**STATED GOAL:** What follows is a set of records; restate each one word for word and drop the pictures.

**LISTING:**
###

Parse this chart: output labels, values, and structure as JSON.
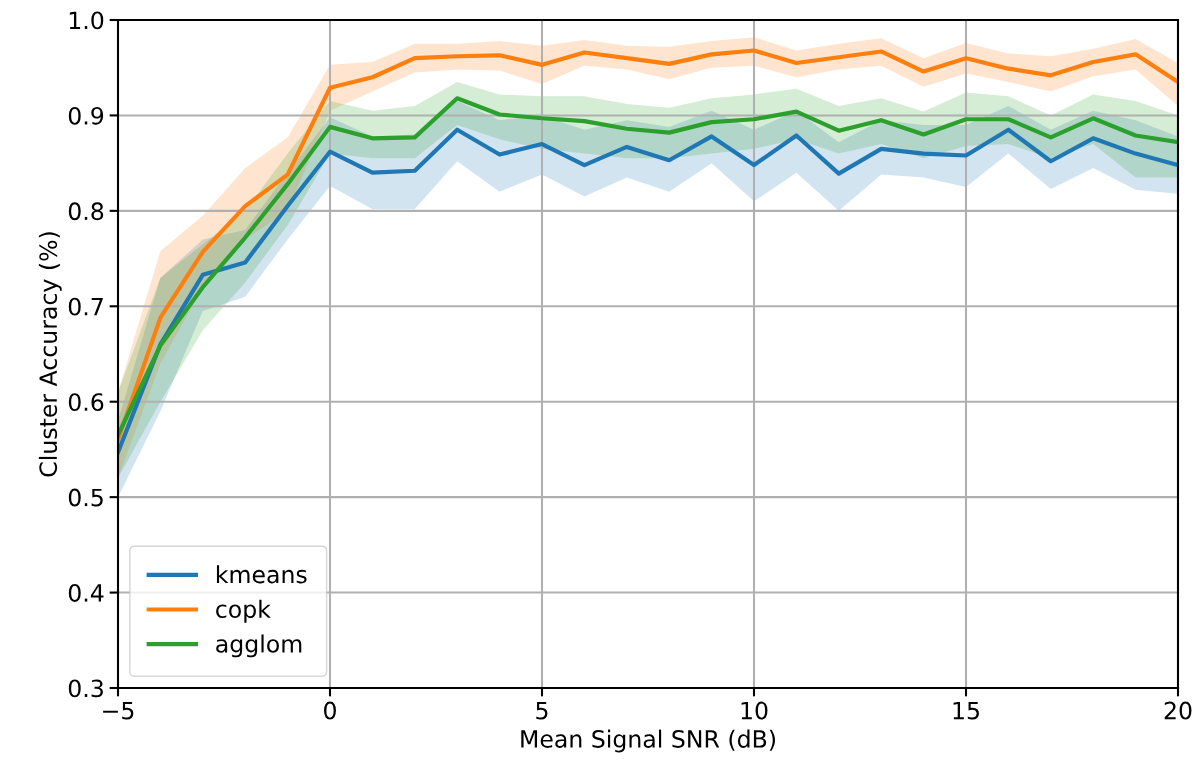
{
  "chart_data": {
    "type": "line",
    "xlabel": "Mean Signal SNR (dB)",
    "ylabel": "Cluster Accuracy (%)",
    "x": [
      -5,
      -4,
      -3,
      -2,
      -1,
      0,
      1,
      2,
      3,
      4,
      5,
      6,
      7,
      8,
      9,
      10,
      11,
      12,
      13,
      14,
      15,
      16,
      17,
      18,
      19,
      20
    ],
    "series": [
      {
        "name": "kmeans",
        "color": "#1f77b4",
        "values": [
          0.547,
          0.66,
          0.733,
          0.746,
          0.805,
          0.862,
          0.84,
          0.842,
          0.885,
          0.859,
          0.87,
          0.848,
          0.867,
          0.853,
          0.878,
          0.848,
          0.879,
          0.839,
          0.865,
          0.86,
          0.858,
          0.885,
          0.852,
          0.876,
          0.86,
          0.848
        ],
        "lower": [
          0.5,
          0.59,
          0.695,
          0.71,
          0.77,
          0.826,
          0.802,
          0.802,
          0.852,
          0.82,
          0.838,
          0.815,
          0.835,
          0.82,
          0.85,
          0.81,
          0.84,
          0.8,
          0.838,
          0.835,
          0.825,
          0.86,
          0.823,
          0.845,
          0.822,
          0.818
        ],
        "upper": [
          0.58,
          0.73,
          0.77,
          0.78,
          0.84,
          0.898,
          0.878,
          0.88,
          0.915,
          0.895,
          0.9,
          0.885,
          0.895,
          0.888,
          0.905,
          0.885,
          0.905,
          0.872,
          0.895,
          0.89,
          0.89,
          0.91,
          0.885,
          0.905,
          0.895,
          0.878
        ]
      },
      {
        "name": "copk",
        "color": "#ff7f0e",
        "values": [
          0.56,
          0.688,
          0.757,
          0.805,
          0.838,
          0.929,
          0.94,
          0.96,
          0.962,
          0.963,
          0.953,
          0.966,
          0.96,
          0.954,
          0.964,
          0.968,
          0.955,
          0.961,
          0.967,
          0.946,
          0.96,
          0.949,
          0.942,
          0.956,
          0.964,
          0.935
        ],
        "lower": [
          0.52,
          0.64,
          0.72,
          0.77,
          0.8,
          0.905,
          0.925,
          0.945,
          0.948,
          0.947,
          0.933,
          0.952,
          0.948,
          0.938,
          0.95,
          0.952,
          0.94,
          0.948,
          0.952,
          0.93,
          0.944,
          0.935,
          0.925,
          0.941,
          0.948,
          0.91
        ],
        "upper": [
          0.61,
          0.758,
          0.795,
          0.845,
          0.877,
          0.953,
          0.956,
          0.975,
          0.975,
          0.978,
          0.973,
          0.979,
          0.973,
          0.972,
          0.978,
          0.982,
          0.968,
          0.975,
          0.981,
          0.96,
          0.976,
          0.965,
          0.962,
          0.97,
          0.98,
          0.955
        ]
      },
      {
        "name": "agglom",
        "color": "#2ca02c",
        "values": [
          0.565,
          0.659,
          0.72,
          0.772,
          0.828,
          0.888,
          0.876,
          0.877,
          0.918,
          0.901,
          0.897,
          0.894,
          0.886,
          0.882,
          0.893,
          0.896,
          0.904,
          0.884,
          0.895,
          0.88,
          0.896,
          0.896,
          0.877,
          0.897,
          0.879,
          0.872
        ],
        "lower": [
          0.52,
          0.6,
          0.675,
          0.725,
          0.785,
          0.86,
          0.855,
          0.855,
          0.89,
          0.875,
          0.865,
          0.86,
          0.855,
          0.855,
          0.86,
          0.865,
          0.875,
          0.86,
          0.87,
          0.855,
          0.868,
          0.87,
          0.855,
          0.87,
          0.835,
          0.835
        ],
        "upper": [
          0.61,
          0.73,
          0.765,
          0.8,
          0.86,
          0.915,
          0.905,
          0.91,
          0.935,
          0.922,
          0.92,
          0.92,
          0.912,
          0.908,
          0.918,
          0.922,
          0.928,
          0.91,
          0.918,
          0.904,
          0.924,
          0.92,
          0.9,
          0.922,
          0.915,
          0.9
        ]
      }
    ],
    "xlim": [
      -5,
      20
    ],
    "xticks": [
      {
        "value": -5,
        "label": "−5"
      },
      0,
      5,
      10,
      15,
      20
    ],
    "ylim": [
      0.3,
      1.0
    ],
    "yticks": [
      0.3,
      0.4,
      0.5,
      0.6,
      0.7,
      0.8,
      0.9,
      {
        "value": 1.0,
        "label": "1.0"
      }
    ],
    "grid": true,
    "legend": "lower left",
    "line_style": "solid"
  }
}
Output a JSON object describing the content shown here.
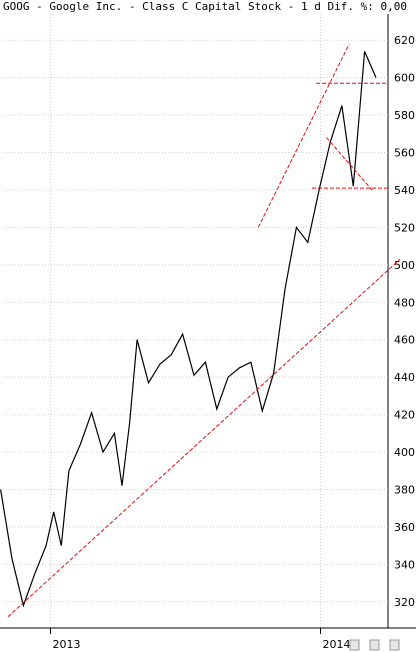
{
  "window": {
    "title": "GOOG - Google Inc. - Class C Capital Stock - 1 d Dif. %: 0,00"
  },
  "chart_data": {
    "type": "line",
    "title": "GOOG - Google Inc. - Class C Capital Stock - 1 d Dif. %: 0,00",
    "xlabel": "",
    "ylabel": "",
    "ylim": [
      306,
      634
    ],
    "y_ticks": [
      320,
      340,
      360,
      380,
      400,
      420,
      440,
      460,
      480,
      500,
      520,
      540,
      560,
      580,
      600,
      620
    ],
    "x_ticks": [
      "2013",
      "2014"
    ],
    "grid": true,
    "series": [
      {
        "x": [
          "2012-11",
          "2012-11",
          "2012-12",
          "2012-12",
          "2013-01",
          "2013-01",
          "2013-01",
          "2013-02",
          "2013-02",
          "2013-03",
          "2013-03",
          "2013-04",
          "2013-04",
          "2013-04",
          "2013-05",
          "2013-05",
          "2013-06",
          "2013-06",
          "2013-07",
          "2013-07",
          "2013-08",
          "2013-08",
          "2013-09",
          "2013-09",
          "2013-10",
          "2013-10",
          "2013-11",
          "2013-11",
          "2013-12",
          "2013-12",
          "2014-01",
          "2014-01",
          "2014-02",
          "2014-02",
          "2014-03",
          "2014-03"
        ],
        "y": [
          380,
          343,
          318,
          335,
          350,
          368,
          350,
          390,
          404,
          421,
          400,
          410,
          382,
          415,
          460,
          437,
          447,
          452,
          463,
          441,
          448,
          423,
          440,
          445,
          448,
          422,
          442,
          487,
          520,
          512,
          540,
          566,
          585,
          542,
          614,
          600
        ],
        "values_note_removed": null
      }
    ],
    "annotations": {
      "trend_lines": [
        {
          "kind": "support",
          "from": [
            "2012-11",
            312
          ],
          "to": [
            "2014-03",
            503
          ]
        },
        {
          "kind": "channel",
          "from": [
            "2013-10",
            520
          ],
          "to": [
            "2014-02",
            618
          ]
        },
        {
          "kind": "channel-lower",
          "from": [
            "2014-01",
            568
          ],
          "to": [
            "2014-03",
            540
          ]
        },
        {
          "kind": "horizontal",
          "level": 597
        },
        {
          "kind": "horizontal",
          "level": 541
        }
      ]
    }
  }
}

###

**WRITTEN RESPONSE:**
Parse this chart: output labels, values, and structure as JSON.
{
  "chart_data": {
    "type": "line",
    "xlabel": "Mean Signal SNR (dB)",
    "ylabel": "Cluster Accuracy (%)",
    "x": [
      -5,
      -4,
      -3,
      -2,
      -1,
      0,
      1,
      2,
      3,
      4,
      5,
      6,
      7,
      8,
      9,
      10,
      11,
      12,
      13,
      14,
      15,
      16,
      17,
      18,
      19,
      20
    ],
    "series": [
      {
        "name": "kmeans",
        "color": "#1f77b4",
        "values": [
          0.547,
          0.66,
          0.733,
          0.746,
          0.805,
          0.862,
          0.84,
          0.842,
          0.885,
          0.859,
          0.87,
          0.848,
          0.867,
          0.853,
          0.878,
          0.848,
          0.879,
          0.839,
          0.865,
          0.86,
          0.858,
          0.885,
          0.852,
          0.876,
          0.86,
          0.848
        ],
        "lower": [
          0.5,
          0.59,
          0.695,
          0.71,
          0.77,
          0.826,
          0.802,
          0.802,
          0.852,
          0.82,
          0.838,
          0.815,
          0.835,
          0.82,
          0.85,
          0.81,
          0.84,
          0.8,
          0.838,
          0.835,
          0.825,
          0.86,
          0.823,
          0.845,
          0.822,
          0.818
        ],
        "upper": [
          0.58,
          0.73,
          0.77,
          0.78,
          0.84,
          0.898,
          0.878,
          0.88,
          0.915,
          0.895,
          0.9,
          0.885,
          0.895,
          0.888,
          0.905,
          0.885,
          0.905,
          0.872,
          0.895,
          0.89,
          0.89,
          0.91,
          0.885,
          0.905,
          0.895,
          0.878
        ]
      },
      {
        "name": "copk",
        "color": "#ff7f0e",
        "values": [
          0.56,
          0.688,
          0.757,
          0.805,
          0.838,
          0.929,
          0.94,
          0.96,
          0.962,
          0.963,
          0.953,
          0.966,
          0.96,
          0.954,
          0.964,
          0.968,
          0.955,
          0.961,
          0.967,
          0.946,
          0.96,
          0.949,
          0.942,
          0.956,
          0.964,
          0.935
        ],
        "lower": [
          0.52,
          0.64,
          0.72,
          0.77,
          0.8,
          0.905,
          0.925,
          0.945,
          0.948,
          0.947,
          0.933,
          0.952,
          0.948,
          0.938,
          0.95,
          0.952,
          0.94,
          0.948,
          0.952,
          0.93,
          0.944,
          0.935,
          0.925,
          0.941,
          0.948,
          0.91
        ],
        "upper": [
          0.61,
          0.758,
          0.795,
          0.845,
          0.877,
          0.953,
          0.956,
          0.975,
          0.975,
          0.978,
          0.973,
          0.979,
          0.973,
          0.972,
          0.978,
          0.982,
          0.968,
          0.975,
          0.981,
          0.96,
          0.976,
          0.965,
          0.962,
          0.97,
          0.98,
          0.955
        ]
      },
      {
        "name": "agglom",
        "color": "#2ca02c",
        "values": [
          0.565,
          0.659,
          0.72,
          0.772,
          0.828,
          0.888,
          0.876,
          0.877,
          0.918,
          0.901,
          0.897,
          0.894,
          0.886,
          0.882,
          0.893,
          0.896,
          0.904,
          0.884,
          0.895,
          0.88,
          0.896,
          0.896,
          0.877,
          0.897,
          0.879,
          0.872
        ],
        "lower": [
          0.52,
          0.6,
          0.675,
          0.725,
          0.785,
          0.86,
          0.855,
          0.855,
          0.89,
          0.875,
          0.865,
          0.86,
          0.855,
          0.855,
          0.86,
          0.865,
          0.875,
          0.86,
          0.87,
          0.855,
          0.868,
          0.87,
          0.855,
          0.87,
          0.835,
          0.835
        ],
        "upper": [
          0.61,
          0.73,
          0.765,
          0.8,
          0.86,
          0.915,
          0.905,
          0.91,
          0.935,
          0.922,
          0.92,
          0.92,
          0.912,
          0.908,
          0.918,
          0.922,
          0.928,
          0.91,
          0.918,
          0.904,
          0.924,
          0.92,
          0.9,
          0.922,
          0.915,
          0.9
        ]
      }
    ],
    "xlim": [
      -5,
      20
    ],
    "xticks": [
      {
        "value": -5,
        "label": "−5"
      },
      0,
      5,
      10,
      15,
      20
    ],
    "ylim": [
      0.3,
      1.0
    ],
    "yticks": [
      0.3,
      0.4,
      0.5,
      0.6,
      0.7,
      0.8,
      0.9,
      {
        "value": 1.0,
        "label": "1.0"
      }
    ],
    "grid": true,
    "legend": "lower left",
    "line_style": "solid"
  }
}
Output a JSON object describing the content shown here.
{
  "window": {
    "title": "GOOG - Google Inc. - Class C Capital Stock - 1 d Dif. %: 0,00"
  },
  "chart_data": {
    "type": "line",
    "title": "GOOG - Google Inc. - Class C Capital Stock - 1 d Dif. %: 0,00",
    "xlabel": "",
    "ylabel": "",
    "ylim": [
      306,
      634
    ],
    "y_ticks": [
      320,
      340,
      360,
      380,
      400,
      420,
      440,
      460,
      480,
      500,
      520,
      540,
      560,
      580,
      600,
      620
    ],
    "x_ticks": [
      "2013",
      "2014"
    ],
    "grid": true,
    "series": [
      {
        "x": [
          "2012-11",
          "2012-11",
          "2012-12",
          "2012-12",
          "2013-01",
          "2013-01",
          "2013-01",
          "2013-02",
          "2013-02",
          "2013-03",
          "2013-03",
          "2013-04",
          "2013-04",
          "2013-04",
          "2013-05",
          "2013-05",
          "2013-06",
          "2013-06",
          "2013-07",
          "2013-07",
          "2013-08",
          "2013-08",
          "2013-09",
          "2013-09",
          "2013-10",
          "2013-10",
          "2013-11",
          "2013-11",
          "2013-12",
          "2013-12",
          "2014-01",
          "2014-01",
          "2014-02",
          "2014-02",
          "2014-03",
          "2014-03"
        ],
        "y": [
          380,
          343,
          318,
          335,
          350,
          368,
          350,
          390,
          404,
          421,
          400,
          410,
          382,
          415,
          460,
          437,
          447,
          452,
          463,
          441,
          448,
          423,
          440,
          445,
          448,
          422,
          442,
          487,
          520,
          512,
          540,
          566,
          585,
          542,
          614,
          600
        ],
        "values_note_removed": null
      }
    ],
    "annotations": {
      "trend_lines": [
        {
          "kind": "support",
          "from": [
            "2012-11",
            312
          ],
          "to": [
            "2014-03",
            503
          ]
        },
        {
          "kind": "channel",
          "from": [
            "2013-10",
            520
          ],
          "to": [
            "2014-02",
            618
          ]
        },
        {
          "kind": "channel-lower",
          "from": [
            "2014-01",
            568
          ],
          "to": [
            "2014-03",
            540
          ]
        },
        {
          "kind": "horizontal",
          "level": 597
        },
        {
          "kind": "horizontal",
          "level": 541
        }
      ]
    }
  }
}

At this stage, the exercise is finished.